▸ **Enunciado**: Copia el fragmento del texto sobre La carretera que va de "En fin, nombres, vivencias" a "Crepúsculo en Polonia.", pero cambia "película" por "serie".

Llevar La carretera al cine es difícil. Es una novela en la que no pasa demasiado, sólo un padre y su hijo que se dirigen al sur, al mar, y que intentan mantener el fuego. No, no es poca cosa, desde luego, pero ya sabéis qué quiero decir. Carmen me mandó un mensaje hace un par de sábados de madrugada y me dijo que la fotografía le había encantado, a Rocío también le gustó, Alberto y Víctor fueron a verla juntos —como niños buenos— y venían satisfechos. A mí me tocó el turno ayer. El viernes les había hablado a mis alumnos de primero a sobre el libro y sobre la peli a propósito de una foto de Vigo Mortensen que aparece en nuestro libro. A Laura no le resultaba muy guapo —"hombre, aquí no sale muy bien", dijo—, a María y a mí, en cambio, nos encantaba, Natalia dijo que creía que pasaban la película en los cines de Lepe, Alberto usó su inglés macarrónico para llamarla derroad, y Stefan concluyó afirmando "el invierno nuclear".

En fin, nombres, vivencias y tiempo en torno a un libro, a una película. Una de las mejores formas de comunicarse. Y de mantener el fuego, claro.




Si no podéis ir al cine, pinchad aquí.

viernes, 12 de febrero de 2010

Crepúsculo en Polonia.

▸ **Datos registrados**:
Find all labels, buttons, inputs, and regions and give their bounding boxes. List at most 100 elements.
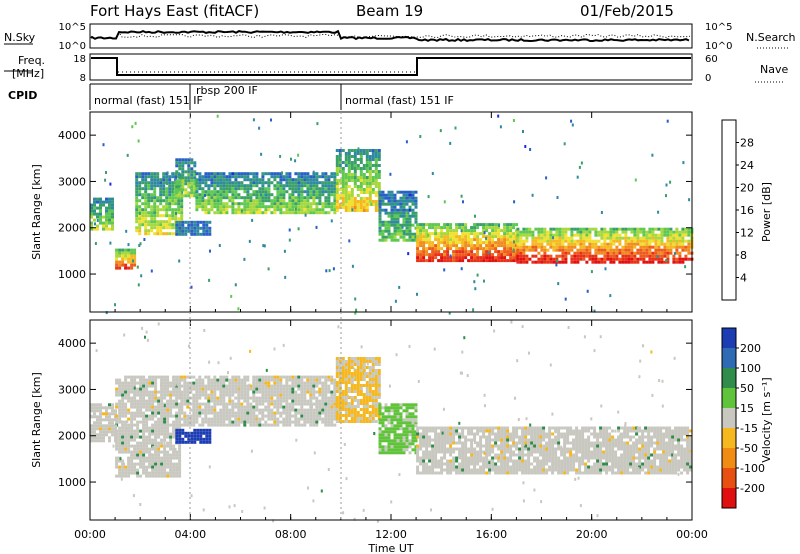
- echo-cell: [168, 223, 172, 227]
- echo-cell: [549, 227, 553, 231]
- echo-cell: [384, 427, 388, 431]
- echo-cell: [154, 468, 158, 472]
- echo-cell: [147, 202, 151, 206]
- echo-cell: [434, 426, 438, 430]
- echo-cell: [341, 396, 345, 399]
- echo-cell: [294, 411, 298, 415]
- echo-cell: [534, 227, 538, 231]
- echo-cell: [156, 214, 160, 218]
- echo-cell: [609, 248, 613, 252]
- echo-cell: [431, 259, 435, 263]
- echo-cell: [175, 164, 179, 168]
- echo-cell: [270, 402, 274, 406]
- echo-cell: [488, 253, 492, 257]
- echo-cell: [506, 238, 510, 242]
- echo-cell: [181, 164, 185, 168]
- echo-cell: [651, 236, 655, 240]
- echo-cell: [93, 412, 96, 416]
- echo-cell: [237, 423, 241, 427]
- echo-cell: [350, 179, 354, 182]
- echo-cell: [190, 176, 194, 180]
- echo-cell: [156, 211, 160, 215]
- echo-cell: [135, 208, 139, 212]
- echo-cell: [425, 229, 429, 233]
- patch-cell: [175, 223, 179, 227]
- echo-cell: [405, 238, 409, 242]
- echo-cell: [458, 241, 462, 245]
- echo-cell: [675, 239, 679, 243]
- echo-cell: [458, 426, 462, 430]
- echo-cell: [267, 384, 271, 388]
- echo-cell: [154, 465, 158, 469]
- echo-cell: [142, 399, 146, 403]
- echo-cell: [225, 423, 229, 427]
- echo-cell: [455, 432, 459, 436]
- nsky-panel-frame: [89, 23, 693, 49]
- echo-cell: [93, 439, 96, 443]
- echo-cell: [177, 196, 181, 200]
- echo-cell: [175, 387, 179, 391]
- echo-cell: [267, 414, 271, 418]
- scatter-echo: [315, 225, 318, 229]
- patch-cell: [178, 220, 182, 224]
- echo-cell: [219, 393, 223, 397]
- echo-cell: [491, 229, 495, 233]
- echo-cell: [312, 384, 316, 388]
- echo-cell: [374, 200, 378, 203]
- echo-cell: [142, 435, 146, 439]
- echo-cell: [618, 236, 622, 240]
- echo-cell: [621, 230, 625, 234]
- echo-cell: [213, 196, 217, 200]
- scatter-echo: [570, 119, 573, 123]
- y-tick-label: 3000: [58, 175, 86, 188]
- patch-cell: [187, 226, 191, 230]
- echo-cell: [193, 179, 197, 183]
- echo-cell: [294, 199, 298, 203]
- echo-cell: [273, 196, 277, 200]
- scatter-echo: [279, 154, 282, 158]
- echo-cell: [627, 251, 631, 255]
- echo-cell: [338, 402, 342, 405]
- echo-cell: [393, 439, 397, 443]
- echo-cell: [356, 372, 360, 375]
- scatter-echo: [669, 180, 672, 184]
- echo-cell: [338, 188, 342, 191]
- echo-cell: [431, 450, 435, 454]
- echo-cell: [384, 415, 388, 419]
- echo-cell: [228, 393, 232, 397]
- echo-cell: [151, 423, 155, 427]
- echo-cell: [303, 396, 307, 400]
- echo-cell: [216, 384, 220, 388]
- echo-cell: [297, 208, 301, 212]
- echo-cell: [264, 390, 268, 394]
- echo-cell: [201, 205, 205, 209]
- echo-cell: [341, 375, 345, 378]
- echo-cell: [108, 436, 111, 440]
- echo-cell: [189, 396, 193, 400]
- patch-cell: [193, 223, 197, 227]
- echo-cell: [458, 432, 462, 436]
- echo-cell: [303, 211, 307, 215]
- echo-cell: [327, 402, 331, 406]
- echo-cell: [225, 405, 229, 409]
- echo-cell: [96, 421, 99, 425]
- echo-cell: [124, 384, 128, 388]
- echo-cell: [115, 378, 119, 382]
- echo-cell: [222, 417, 226, 421]
- echo-cell: [190, 185, 194, 189]
- echo-cell: [130, 375, 134, 379]
- echo-cell: [162, 220, 166, 224]
- echo-cell: [555, 254, 559, 258]
- echo-cell: [231, 384, 235, 388]
- echo-cell: [255, 423, 259, 427]
- echo-cell: [297, 420, 301, 424]
- echo-cell: [184, 158, 188, 162]
- echo-cell: [399, 448, 403, 452]
- scatter-echo: [312, 170, 315, 174]
- echo-cell: [297, 417, 301, 421]
- echo-cell: [374, 357, 378, 360]
- echo-cell: [467, 456, 471, 460]
- echo-cell: [183, 396, 187, 400]
- echo-cell: [321, 190, 325, 194]
- echo-cell: [189, 414, 193, 418]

▸ **Respuesta**:
En fin, nombres, vivencias y tiempo en torno a un libro, a una serie. Una de las mejores formas de comunicarse. Y de mantener el fuego, claro.




Si no podéis ir al cine, pinchad aquí.

viernes, 12 de febrero de 2010

Crepúsculo en Polonia.